**Objective**
Can all of these lines be returned exactly?

**Input material**
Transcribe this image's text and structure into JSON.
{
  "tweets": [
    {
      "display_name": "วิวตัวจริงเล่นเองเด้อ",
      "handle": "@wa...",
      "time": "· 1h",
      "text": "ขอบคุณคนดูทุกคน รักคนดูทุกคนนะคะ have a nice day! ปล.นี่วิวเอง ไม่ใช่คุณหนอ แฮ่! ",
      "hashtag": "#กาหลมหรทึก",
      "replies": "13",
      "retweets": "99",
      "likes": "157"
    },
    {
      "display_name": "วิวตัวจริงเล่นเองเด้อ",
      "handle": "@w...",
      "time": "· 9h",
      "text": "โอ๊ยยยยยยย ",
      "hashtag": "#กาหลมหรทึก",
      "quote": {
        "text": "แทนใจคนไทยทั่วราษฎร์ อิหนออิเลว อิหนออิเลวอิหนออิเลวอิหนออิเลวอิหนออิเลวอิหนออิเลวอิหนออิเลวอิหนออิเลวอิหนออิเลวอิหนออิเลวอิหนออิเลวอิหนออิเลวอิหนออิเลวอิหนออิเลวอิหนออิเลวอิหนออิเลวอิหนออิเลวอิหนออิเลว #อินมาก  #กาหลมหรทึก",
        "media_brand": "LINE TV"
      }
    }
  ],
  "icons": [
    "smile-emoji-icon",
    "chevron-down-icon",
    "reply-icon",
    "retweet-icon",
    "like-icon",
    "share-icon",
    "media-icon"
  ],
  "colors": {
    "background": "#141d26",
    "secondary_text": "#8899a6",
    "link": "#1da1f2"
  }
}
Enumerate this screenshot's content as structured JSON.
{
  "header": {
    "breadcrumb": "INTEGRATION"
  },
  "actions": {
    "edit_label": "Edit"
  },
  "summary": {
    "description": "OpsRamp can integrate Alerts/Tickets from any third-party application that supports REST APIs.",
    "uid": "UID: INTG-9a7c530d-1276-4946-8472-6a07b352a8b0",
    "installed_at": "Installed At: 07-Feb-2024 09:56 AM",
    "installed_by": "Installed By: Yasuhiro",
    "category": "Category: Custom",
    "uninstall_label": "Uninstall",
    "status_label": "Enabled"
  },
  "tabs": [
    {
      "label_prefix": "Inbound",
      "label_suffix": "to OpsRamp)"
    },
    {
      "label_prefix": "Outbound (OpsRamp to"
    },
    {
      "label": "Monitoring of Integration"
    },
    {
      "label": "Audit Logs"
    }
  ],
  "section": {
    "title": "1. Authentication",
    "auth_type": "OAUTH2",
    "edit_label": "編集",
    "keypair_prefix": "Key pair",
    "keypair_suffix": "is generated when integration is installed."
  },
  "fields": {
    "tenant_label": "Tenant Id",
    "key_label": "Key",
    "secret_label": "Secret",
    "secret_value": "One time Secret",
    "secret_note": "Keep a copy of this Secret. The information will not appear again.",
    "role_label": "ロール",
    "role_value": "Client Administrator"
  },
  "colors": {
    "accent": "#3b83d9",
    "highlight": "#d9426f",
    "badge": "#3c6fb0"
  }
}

**Solution below**
Transcribe this image's text and structure into JSON.
{
  "tweets": [
    {
      "display_name": "วิวตัวจริงเล่นเองเด้อ",
      "handle": "@wa...",
      "time": "· 1h",
      "text": "ขอบคุณคนดูทุกคน รักคนดูทุกคนนะคะ have a nice day! ปล.นี่วิวเอง ไม่ใช่คุณหนอ แฮ่! ",
      "hashtag": "#กาหลมหรทึก",
      "replies": "13",
      "retweets": "99",
      "likes": "157"
    },
    {
      "display_name": "วิวตัวจริงเล่นเองเด้อ",
      "handle": "@w...",
      "time": "· 9h",
      "text": "โอ๊ยยยยยยย ",
      "hashtag": "#กาหลมหรทึก",
      "quote": {
        "text": "แทนใจคนไทยทั่วราษฎร์ อิหนออิเลว อิหนออิเลวอิหนออิเลวอิหนออิเลวอิหนออิเลวอิหนออิเลวอิหนออิเลวอิหนออิเลวอิหนออิเลวอิหนออิเลวอิหนออิเลวอิหนออิเลวอิหนออิเลวอิหนออิเลวอิหนออิเลวอิหนออิเลวอิหนออิเลวอิหนออิเลว #อินมาก  #กาหลมหรทึก",
        "media_brand": "LINE TV"
      }
    }
  ],
  "icons": [
    "smile-emoji-icon",
    "chevron-down-icon",
    "reply-icon",
    "retweet-icon",
    "like-icon",
    "share-icon",
    "media-icon"
  ],
  "colors": {
    "background": "#141d26",
    "secondary_text": "#8899a6",
    "link": "#1da1f2"
  }
}
Enumerate this screenshot's content as structured JSON.
{
  "header": {
    "breadcrumb": "INTEGRATION"
  },
  "actions": {
    "edit_label": "Edit"
  },
  "summary": {
    "description": "OpsRamp can integrate Alerts/Tickets from any third-party application that supports REST APIs.",
    "uid": "UID: INTG-9a7c530d-1276-4946-8472-6a07b352a8b0",
    "installed_at": "Installed At: 07-Feb-2024 09:56 AM",
    "installed_by": "Installed By: Yasuhiro",
    "category": "Category: Custom",
    "uninstall_label": "Uninstall",
    "status_label": "Enabled"
  },
  "tabs": [
    {
      "label_prefix": "Inbound",
      "label_suffix": "to OpsRamp)"
    },
    {
      "label_prefix": "Outbound (OpsRamp to"
    },
    {
      "label": "Monitoring of Integration"
    },
    {
      "label": "Audit Logs"
    }
  ],
  "section": {
    "title": "1. Authentication",
    "auth_type": "OAUTH2",
    "edit_label": "編集",
    "keypair_prefix": "Key pair",
    "keypair_suffix": "is generated when integration is installed."
  },
  "fields": {
    "tenant_label": "Tenant Id",
    "key_label": "Key",
    "secret_label": "Secret",
    "secret_value": "One time Secret",
    "secret_note": "Keep a copy of this Secret. The information will not appear again.",
    "role_label": "ロール",
    "role_value": "Client Administrator"
  },
  "colors": {
    "accent": "#3b83d9",
    "highlight": "#d9426f",
    "badge": "#3c6fb0"
  }
}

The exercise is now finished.